* Task instructions: Each line below is to be written out in full, exactly as shown.

* Records provided:

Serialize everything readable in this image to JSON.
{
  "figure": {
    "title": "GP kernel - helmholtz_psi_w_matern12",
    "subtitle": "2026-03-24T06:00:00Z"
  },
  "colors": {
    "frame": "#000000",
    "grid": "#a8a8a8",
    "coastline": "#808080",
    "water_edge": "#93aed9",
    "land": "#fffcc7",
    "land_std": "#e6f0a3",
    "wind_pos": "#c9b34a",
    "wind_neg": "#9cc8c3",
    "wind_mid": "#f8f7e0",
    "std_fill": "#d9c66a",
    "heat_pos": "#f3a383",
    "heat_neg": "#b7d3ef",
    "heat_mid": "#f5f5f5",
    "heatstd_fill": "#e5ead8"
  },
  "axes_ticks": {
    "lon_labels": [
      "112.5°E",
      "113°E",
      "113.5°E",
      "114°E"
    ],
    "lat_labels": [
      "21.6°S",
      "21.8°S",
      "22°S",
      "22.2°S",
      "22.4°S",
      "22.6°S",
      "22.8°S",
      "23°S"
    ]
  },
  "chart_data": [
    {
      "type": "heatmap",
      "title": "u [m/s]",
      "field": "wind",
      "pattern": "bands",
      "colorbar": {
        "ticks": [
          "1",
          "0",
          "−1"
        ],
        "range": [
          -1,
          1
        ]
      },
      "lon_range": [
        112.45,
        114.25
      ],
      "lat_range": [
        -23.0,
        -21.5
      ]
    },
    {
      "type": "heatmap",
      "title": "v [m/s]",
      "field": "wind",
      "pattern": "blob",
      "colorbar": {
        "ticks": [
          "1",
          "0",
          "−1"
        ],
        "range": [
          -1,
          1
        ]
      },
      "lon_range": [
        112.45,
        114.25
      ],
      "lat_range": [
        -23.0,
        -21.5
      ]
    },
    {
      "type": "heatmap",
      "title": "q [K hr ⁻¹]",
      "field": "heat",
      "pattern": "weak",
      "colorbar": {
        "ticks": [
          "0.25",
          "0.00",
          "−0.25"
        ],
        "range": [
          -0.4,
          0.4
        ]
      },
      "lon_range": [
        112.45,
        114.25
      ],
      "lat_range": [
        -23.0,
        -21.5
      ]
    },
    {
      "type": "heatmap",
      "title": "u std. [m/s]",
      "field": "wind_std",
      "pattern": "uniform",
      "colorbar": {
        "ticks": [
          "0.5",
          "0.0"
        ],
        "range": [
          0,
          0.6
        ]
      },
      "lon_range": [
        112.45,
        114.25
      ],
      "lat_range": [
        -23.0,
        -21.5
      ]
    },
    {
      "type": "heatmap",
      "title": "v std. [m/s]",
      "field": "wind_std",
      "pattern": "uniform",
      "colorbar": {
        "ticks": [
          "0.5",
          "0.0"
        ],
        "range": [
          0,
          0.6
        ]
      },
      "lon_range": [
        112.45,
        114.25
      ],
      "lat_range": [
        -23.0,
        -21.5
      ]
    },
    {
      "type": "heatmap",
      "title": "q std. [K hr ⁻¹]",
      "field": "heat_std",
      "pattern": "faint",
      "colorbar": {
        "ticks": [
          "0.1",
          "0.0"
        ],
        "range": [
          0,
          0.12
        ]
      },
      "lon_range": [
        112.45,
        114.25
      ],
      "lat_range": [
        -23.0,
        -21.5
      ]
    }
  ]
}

* Finished exercise:
Serialize everything readable in this image to JSON.
{
  "figure": {
    "title": "GP kernel - helmholtz_psi_w_matern12",
    "subtitle": "2026-03-24T06:00:00Z"
  },
  "colors": {
    "frame": "#000000",
    "grid": "#a8a8a8",
    "coastline": "#808080",
    "water_edge": "#93aed9",
    "land": "#fffcc7",
    "land_std": "#e6f0a3",
    "wind_pos": "#c9b34a",
    "wind_neg": "#9cc8c3",
    "wind_mid": "#f8f7e0",
    "std_fill": "#d9c66a",
    "heat_pos": "#f3a383",
    "heat_neg": "#b7d3ef",
    "heat_mid": "#f5f5f5",
    "heatstd_fill": "#e5ead8"
  },
  "axes_ticks": {
    "lon_labels": [
      "112.5°E",
      "113°E",
      "113.5°E",
      "114°E"
    ],
    "lat_labels": [
      "21.6°S",
      "21.8°S",
      "22°S",
      "22.2°S",
      "22.4°S",
      "22.6°S",
      "22.8°S",
      "23°S"
    ]
  },
  "chart_data": [
    {
      "type": "heatmap",
      "title": "u [m/s]",
      "field": "wind",
      "pattern": "bands",
      "colorbar": {
        "ticks": [
          "1",
          "0",
          "−1"
        ],
        "range": [
          -1,
          1
        ]
      },
      "lon_range": [
        112.45,
        114.25
      ],
      "lat_range": [
        -23.0,
        -21.5
      ]
    },
    {
      "type": "heatmap",
      "title": "v [m/s]",
      "field": "wind",
      "pattern": "blob",
      "colorbar": {
        "ticks": [
          "1",
          "0",
          "−1"
        ],
        "range": [
          -1,
          1
        ]
      },
      "lon_range": [
        112.45,
        114.25
      ],
      "lat_range": [
        -23.0,
        -21.5
      ]
    },
    {
      "type": "heatmap",
      "title": "q [K hr ⁻¹]",
      "field": "heat",
      "pattern": "weak",
      "colorbar": {
        "ticks": [
          "0.25",
          "0.00",
          "−0.25"
        ],
        "range": [
          -0.4,
          0.4
        ]
      },
      "lon_range": [
        112.45,
        114.25
      ],
      "lat_range": [
        -23.0,
        -21.5
      ]
    },
    {
      "type": "heatmap",
      "title": "u std. [m/s]",
      "field": "wind_std",
      "pattern": "uniform",
      "colorbar": {
        "ticks": [
          "0.5",
          "0.0"
        ],
        "range": [
          0,
          0.6
        ]
      },
      "lon_range": [
        112.45,
        114.25
      ],
      "lat_range": [
        -23.0,
        -21.5
      ]
    },
    {
      "type": "heatmap",
      "title": "v std. [m/s]",
      "field": "wind_std",
      "pattern": "uniform",
      "colorbar": {
        "ticks": [
          "0.5",
          "0.0"
        ],
        "range": [
          0,
          0.6
        ]
      },
      "lon_range": [
        112.45,
        114.25
      ],
      "lat_range": [
        -23.0,
        -21.5
      ]
    },
    {
      "type": "heatmap",
      "title": "q std. [K hr ⁻¹]",
      "field": "heat_std",
      "pattern": "faint",
      "colorbar": {
        "ticks": [
          "0.1",
          "0.0"
        ],
        "range": [
          0,
          0.12
        ]
      },
      "lon_range": [
        112.45,
        114.25
      ],
      "lat_range": [
        -23.0,
        -21.5
      ]
    }
  ]
}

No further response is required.